Your goal: Could you update the college math story, beginning at the words that have "However, you needed" and stopping after "to estate planning.", so that "calculus" reads "algebra"?

Source text:
____________________
Even Worse: College Math!

However, you needed an undergraduate degree before law school. (Ok…we’re talking about me, not my friend.) Thanks to the aforementioned miracle of passing calculus, my major at Iowa only required one math for graduation, at least at the time. That class was 22M-One, which was literally known on campus as 22M-Dumb. Still, I had to take the class twice. During the first try, halfway through the final exam, my friend got up, left his paper, and simply walked out. He knew he would flunk, so why torture himself or waste anyone else’s time? He barely passed the second time, and only did so after extensive tutoring.

Just curious, anyone have “math phobia” as bad as young me? This school daze story has a happy ending though. Eventually I got past my major fear of math and was able to master the rules of math, especially as they relate to estate planning.

This Math Makes Sense

I know someone in your life (probably an engineer or actuary) has undoubtedly told you that math is fun and easy. But, when it comes to the IRA Charitable Rollover (AKA qualified charitable distribution (QCD)), this small bit of math really is!

You only need to remember six numbers:

  • 70.5 (years)
  • $100,000
  • 1 (as in one plan)
____________________
(Bounding box annotations)

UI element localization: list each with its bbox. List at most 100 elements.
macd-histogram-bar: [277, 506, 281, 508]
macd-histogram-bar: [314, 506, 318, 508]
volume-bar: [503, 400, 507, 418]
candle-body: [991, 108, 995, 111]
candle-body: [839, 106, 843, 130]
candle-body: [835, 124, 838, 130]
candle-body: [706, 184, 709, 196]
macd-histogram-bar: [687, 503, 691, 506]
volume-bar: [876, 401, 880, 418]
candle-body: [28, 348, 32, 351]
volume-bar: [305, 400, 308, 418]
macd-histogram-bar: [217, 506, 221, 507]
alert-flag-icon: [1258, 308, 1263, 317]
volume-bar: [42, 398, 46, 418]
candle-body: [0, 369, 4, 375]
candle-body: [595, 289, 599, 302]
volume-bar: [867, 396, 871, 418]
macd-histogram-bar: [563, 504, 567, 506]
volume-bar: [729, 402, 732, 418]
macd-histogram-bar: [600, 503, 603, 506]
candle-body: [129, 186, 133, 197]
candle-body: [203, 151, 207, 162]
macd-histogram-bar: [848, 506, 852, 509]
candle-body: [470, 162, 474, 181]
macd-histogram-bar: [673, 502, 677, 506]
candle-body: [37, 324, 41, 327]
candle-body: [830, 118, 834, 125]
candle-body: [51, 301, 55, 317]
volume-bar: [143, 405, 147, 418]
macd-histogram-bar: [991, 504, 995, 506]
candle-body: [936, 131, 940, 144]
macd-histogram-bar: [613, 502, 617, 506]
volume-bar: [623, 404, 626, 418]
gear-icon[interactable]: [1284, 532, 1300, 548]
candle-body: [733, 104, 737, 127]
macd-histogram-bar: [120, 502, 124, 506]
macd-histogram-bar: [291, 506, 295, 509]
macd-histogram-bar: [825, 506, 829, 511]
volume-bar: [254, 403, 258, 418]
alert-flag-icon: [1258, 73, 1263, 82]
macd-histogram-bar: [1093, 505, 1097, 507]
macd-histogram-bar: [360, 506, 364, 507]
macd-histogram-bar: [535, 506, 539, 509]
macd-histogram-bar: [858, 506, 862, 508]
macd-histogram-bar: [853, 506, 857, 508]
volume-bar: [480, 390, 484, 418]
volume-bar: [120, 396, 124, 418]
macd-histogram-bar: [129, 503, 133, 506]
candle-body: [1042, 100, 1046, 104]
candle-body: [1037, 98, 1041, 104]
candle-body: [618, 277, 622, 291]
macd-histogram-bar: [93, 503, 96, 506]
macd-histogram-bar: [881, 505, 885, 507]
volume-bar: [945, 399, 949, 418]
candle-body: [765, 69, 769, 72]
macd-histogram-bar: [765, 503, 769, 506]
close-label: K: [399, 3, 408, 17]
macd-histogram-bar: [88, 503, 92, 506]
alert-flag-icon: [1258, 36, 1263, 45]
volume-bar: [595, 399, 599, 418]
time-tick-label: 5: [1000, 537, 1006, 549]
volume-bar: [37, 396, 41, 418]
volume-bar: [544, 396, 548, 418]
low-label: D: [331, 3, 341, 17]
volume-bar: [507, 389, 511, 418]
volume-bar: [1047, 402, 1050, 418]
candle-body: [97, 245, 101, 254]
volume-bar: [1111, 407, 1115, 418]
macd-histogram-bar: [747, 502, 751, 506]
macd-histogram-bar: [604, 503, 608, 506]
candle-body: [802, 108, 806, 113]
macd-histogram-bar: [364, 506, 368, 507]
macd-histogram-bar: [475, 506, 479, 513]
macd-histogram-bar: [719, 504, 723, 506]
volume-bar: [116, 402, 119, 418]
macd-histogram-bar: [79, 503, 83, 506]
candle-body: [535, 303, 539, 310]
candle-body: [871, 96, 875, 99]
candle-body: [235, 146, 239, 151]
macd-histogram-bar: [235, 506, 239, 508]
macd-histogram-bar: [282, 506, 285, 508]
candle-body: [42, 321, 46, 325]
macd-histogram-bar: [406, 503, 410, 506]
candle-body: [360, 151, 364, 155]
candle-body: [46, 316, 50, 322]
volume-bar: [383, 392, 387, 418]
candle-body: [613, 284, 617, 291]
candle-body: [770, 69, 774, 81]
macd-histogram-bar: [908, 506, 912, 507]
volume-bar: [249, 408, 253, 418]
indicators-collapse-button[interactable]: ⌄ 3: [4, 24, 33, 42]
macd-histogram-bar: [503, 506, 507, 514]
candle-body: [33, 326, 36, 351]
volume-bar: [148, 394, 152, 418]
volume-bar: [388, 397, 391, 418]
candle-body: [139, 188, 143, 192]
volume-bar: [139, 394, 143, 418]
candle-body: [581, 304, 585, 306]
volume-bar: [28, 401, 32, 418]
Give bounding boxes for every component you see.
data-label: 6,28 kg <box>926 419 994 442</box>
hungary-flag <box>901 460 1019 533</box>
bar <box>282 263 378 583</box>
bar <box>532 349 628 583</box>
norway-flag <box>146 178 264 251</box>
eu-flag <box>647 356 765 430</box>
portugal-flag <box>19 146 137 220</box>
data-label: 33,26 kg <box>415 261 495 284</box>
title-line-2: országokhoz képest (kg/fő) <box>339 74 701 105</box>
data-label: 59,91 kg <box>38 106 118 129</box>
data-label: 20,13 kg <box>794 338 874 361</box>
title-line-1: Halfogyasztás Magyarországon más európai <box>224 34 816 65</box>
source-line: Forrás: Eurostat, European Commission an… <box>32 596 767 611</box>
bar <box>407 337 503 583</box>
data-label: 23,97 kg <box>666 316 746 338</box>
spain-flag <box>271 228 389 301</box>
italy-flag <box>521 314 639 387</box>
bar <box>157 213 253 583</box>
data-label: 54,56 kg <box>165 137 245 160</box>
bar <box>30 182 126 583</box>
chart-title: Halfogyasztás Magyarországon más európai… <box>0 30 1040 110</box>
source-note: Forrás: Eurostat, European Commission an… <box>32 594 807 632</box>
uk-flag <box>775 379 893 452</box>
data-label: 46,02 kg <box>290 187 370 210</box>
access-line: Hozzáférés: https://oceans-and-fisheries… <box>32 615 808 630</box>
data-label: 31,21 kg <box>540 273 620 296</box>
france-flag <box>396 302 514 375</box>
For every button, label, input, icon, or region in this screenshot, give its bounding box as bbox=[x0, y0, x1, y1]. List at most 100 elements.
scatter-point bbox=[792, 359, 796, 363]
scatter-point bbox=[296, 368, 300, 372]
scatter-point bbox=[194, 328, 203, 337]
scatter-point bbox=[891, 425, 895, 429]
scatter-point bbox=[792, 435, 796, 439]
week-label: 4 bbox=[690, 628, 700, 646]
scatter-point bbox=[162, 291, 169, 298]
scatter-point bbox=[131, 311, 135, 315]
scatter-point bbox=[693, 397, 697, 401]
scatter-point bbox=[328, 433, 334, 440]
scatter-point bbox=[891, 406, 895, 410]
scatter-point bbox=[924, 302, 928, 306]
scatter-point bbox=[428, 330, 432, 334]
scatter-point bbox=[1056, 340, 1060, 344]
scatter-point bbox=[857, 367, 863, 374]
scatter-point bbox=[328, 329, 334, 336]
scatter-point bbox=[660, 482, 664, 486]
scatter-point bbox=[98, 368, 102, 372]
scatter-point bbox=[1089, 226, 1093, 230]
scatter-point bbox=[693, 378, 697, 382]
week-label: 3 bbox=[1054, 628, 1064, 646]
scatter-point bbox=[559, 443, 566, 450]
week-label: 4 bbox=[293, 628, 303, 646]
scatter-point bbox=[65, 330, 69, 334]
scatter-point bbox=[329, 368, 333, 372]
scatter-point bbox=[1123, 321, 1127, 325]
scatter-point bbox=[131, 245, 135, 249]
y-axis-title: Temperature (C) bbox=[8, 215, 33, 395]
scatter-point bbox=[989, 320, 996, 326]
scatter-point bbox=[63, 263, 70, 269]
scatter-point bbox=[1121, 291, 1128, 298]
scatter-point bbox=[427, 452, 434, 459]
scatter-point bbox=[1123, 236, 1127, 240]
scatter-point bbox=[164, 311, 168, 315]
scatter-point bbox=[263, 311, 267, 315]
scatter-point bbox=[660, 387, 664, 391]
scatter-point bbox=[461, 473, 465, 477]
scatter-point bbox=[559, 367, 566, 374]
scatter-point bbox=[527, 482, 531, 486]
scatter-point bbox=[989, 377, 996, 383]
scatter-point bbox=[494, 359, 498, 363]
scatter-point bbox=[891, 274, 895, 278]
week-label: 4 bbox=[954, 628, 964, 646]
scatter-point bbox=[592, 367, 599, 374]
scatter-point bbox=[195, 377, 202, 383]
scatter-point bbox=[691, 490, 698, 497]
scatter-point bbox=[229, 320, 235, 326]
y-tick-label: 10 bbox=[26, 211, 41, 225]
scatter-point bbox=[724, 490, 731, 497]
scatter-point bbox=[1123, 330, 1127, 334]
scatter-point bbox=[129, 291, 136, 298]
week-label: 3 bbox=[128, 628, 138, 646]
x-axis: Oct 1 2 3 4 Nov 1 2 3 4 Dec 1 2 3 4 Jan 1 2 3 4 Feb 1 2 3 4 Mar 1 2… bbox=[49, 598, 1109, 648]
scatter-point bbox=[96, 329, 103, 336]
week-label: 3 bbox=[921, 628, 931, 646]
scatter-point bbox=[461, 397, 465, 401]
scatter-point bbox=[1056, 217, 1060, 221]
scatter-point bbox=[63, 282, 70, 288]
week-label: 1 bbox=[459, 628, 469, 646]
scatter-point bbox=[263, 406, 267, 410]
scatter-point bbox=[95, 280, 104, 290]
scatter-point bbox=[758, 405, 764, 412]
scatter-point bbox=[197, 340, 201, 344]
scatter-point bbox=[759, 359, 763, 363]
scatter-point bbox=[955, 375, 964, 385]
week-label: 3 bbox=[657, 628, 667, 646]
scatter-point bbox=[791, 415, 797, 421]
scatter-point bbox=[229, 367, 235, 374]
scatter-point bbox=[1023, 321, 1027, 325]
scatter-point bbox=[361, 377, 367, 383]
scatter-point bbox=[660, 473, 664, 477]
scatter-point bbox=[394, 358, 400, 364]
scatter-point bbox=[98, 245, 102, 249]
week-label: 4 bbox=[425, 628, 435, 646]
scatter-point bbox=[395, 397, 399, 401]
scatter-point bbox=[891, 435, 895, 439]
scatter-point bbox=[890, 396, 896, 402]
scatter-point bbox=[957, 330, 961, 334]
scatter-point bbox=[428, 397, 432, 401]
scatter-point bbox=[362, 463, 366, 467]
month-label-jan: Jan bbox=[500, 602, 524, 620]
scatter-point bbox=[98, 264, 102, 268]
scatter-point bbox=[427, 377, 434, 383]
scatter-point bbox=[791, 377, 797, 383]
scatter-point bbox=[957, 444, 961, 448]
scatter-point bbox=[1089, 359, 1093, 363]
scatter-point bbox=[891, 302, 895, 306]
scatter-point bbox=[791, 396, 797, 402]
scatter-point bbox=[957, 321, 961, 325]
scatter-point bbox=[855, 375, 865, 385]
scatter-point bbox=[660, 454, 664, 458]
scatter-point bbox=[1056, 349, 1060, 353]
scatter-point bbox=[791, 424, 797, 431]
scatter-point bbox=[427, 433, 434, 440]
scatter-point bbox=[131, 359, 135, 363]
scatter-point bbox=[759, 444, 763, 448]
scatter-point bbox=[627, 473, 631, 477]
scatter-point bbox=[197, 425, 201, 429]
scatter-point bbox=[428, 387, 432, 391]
____________________
Exercise solution:
However, you needed an undergraduate degree before law school. (Ok…we’re talking about me, not my friend.) Thanks to the aforementioned miracle of passing algebra, my major at Iowa only required one math for graduation, at least at the time. That class was 22M-One, which was literally known on campus as 22M-Dumb. Still, I had to take the class twice. During the first try, halfway through the final exam, my friend got up, left his paper, and simply walked out. He knew he would flunk, so why torture himself or waste anyone else’s time? He barely passed the second time, and only did so after extensive tutoring.

Just curious, anyone have “math phobia” as bad as young me? This school daze story has a happy ending though. Eventually I got past my major fear of math and was able to master the rules of math, especially as they relate to estate planning.